◆ **Information supplied**

::::

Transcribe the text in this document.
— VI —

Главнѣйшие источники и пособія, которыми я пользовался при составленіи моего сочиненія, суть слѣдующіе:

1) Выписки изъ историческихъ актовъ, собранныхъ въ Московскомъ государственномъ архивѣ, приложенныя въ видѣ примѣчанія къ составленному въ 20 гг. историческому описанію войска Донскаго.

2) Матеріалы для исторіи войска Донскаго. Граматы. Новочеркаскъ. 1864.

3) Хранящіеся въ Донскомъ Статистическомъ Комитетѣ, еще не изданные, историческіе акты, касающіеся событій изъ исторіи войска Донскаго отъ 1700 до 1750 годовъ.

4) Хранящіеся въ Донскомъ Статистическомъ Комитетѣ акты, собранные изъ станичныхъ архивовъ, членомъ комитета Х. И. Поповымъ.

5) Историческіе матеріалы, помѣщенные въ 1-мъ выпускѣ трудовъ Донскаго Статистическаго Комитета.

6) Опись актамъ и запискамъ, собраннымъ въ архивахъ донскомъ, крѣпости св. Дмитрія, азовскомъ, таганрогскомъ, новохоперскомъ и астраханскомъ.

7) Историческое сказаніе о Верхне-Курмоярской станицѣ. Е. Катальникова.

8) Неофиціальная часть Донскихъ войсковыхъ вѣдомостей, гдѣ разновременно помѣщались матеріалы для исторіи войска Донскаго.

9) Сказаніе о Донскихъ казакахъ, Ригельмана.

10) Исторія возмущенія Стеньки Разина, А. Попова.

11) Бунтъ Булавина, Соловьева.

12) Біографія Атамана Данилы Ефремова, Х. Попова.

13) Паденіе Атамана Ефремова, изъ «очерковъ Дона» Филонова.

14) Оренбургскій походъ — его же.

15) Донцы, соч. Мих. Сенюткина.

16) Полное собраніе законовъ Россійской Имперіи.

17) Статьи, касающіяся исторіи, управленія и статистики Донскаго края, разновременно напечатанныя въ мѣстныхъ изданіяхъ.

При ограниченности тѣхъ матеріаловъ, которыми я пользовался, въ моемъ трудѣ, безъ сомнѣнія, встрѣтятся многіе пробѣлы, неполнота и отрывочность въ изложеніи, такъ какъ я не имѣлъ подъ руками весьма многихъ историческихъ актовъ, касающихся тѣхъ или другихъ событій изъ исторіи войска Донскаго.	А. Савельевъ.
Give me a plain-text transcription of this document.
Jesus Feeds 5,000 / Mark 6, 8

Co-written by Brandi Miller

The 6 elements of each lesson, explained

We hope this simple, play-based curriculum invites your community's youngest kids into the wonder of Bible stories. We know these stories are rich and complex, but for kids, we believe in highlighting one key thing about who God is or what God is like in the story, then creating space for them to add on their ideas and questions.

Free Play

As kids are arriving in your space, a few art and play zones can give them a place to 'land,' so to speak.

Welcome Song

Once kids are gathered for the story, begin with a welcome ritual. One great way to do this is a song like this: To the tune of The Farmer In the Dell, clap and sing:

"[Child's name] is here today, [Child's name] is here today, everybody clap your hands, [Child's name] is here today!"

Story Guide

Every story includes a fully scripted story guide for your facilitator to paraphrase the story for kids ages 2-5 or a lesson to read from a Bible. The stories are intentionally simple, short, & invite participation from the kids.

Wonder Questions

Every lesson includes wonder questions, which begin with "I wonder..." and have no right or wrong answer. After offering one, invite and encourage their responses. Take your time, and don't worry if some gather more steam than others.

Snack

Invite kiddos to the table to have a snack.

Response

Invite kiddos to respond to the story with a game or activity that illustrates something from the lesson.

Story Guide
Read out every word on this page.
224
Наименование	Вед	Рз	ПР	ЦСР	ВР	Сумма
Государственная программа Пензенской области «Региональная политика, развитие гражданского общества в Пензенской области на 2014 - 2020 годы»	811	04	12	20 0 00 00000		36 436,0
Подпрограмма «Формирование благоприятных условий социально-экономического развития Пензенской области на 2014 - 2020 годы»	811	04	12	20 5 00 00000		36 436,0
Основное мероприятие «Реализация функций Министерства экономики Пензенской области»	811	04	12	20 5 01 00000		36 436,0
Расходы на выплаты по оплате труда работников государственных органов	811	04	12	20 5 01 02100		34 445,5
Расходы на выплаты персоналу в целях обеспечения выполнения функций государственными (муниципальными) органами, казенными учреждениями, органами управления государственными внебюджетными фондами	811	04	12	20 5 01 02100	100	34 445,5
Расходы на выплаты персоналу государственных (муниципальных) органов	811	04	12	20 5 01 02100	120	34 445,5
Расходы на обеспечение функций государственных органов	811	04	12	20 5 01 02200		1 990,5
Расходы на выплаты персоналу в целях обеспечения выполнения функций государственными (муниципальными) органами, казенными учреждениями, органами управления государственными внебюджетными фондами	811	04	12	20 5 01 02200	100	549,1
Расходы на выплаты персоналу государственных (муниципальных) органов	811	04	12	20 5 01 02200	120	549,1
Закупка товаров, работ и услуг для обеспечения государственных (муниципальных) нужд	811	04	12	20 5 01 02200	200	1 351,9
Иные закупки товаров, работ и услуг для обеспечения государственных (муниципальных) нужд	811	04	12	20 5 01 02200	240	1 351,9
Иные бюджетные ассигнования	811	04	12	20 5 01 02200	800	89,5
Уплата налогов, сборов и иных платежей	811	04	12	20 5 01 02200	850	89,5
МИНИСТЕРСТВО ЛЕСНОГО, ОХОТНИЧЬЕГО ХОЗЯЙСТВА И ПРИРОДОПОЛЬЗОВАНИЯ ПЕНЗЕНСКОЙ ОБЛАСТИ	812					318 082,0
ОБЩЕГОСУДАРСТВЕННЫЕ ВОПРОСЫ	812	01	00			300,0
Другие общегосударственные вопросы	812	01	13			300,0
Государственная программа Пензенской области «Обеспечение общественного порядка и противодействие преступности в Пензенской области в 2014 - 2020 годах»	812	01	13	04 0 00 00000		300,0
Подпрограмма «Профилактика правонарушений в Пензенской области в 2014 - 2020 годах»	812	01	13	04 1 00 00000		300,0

::::

◆ **Exercise brief**
Scan the material and collect every line that contains "Иные".

◆ **Exercise answer**
Иные закупки товаров, работ и услуг для обеспечения государственных (муниципальных) нужд	811	04	12	20 5 01 02200	240	1 351,9
Иные бюджетные ассигнования	811	04	12	20 5 01 02200	800	89,5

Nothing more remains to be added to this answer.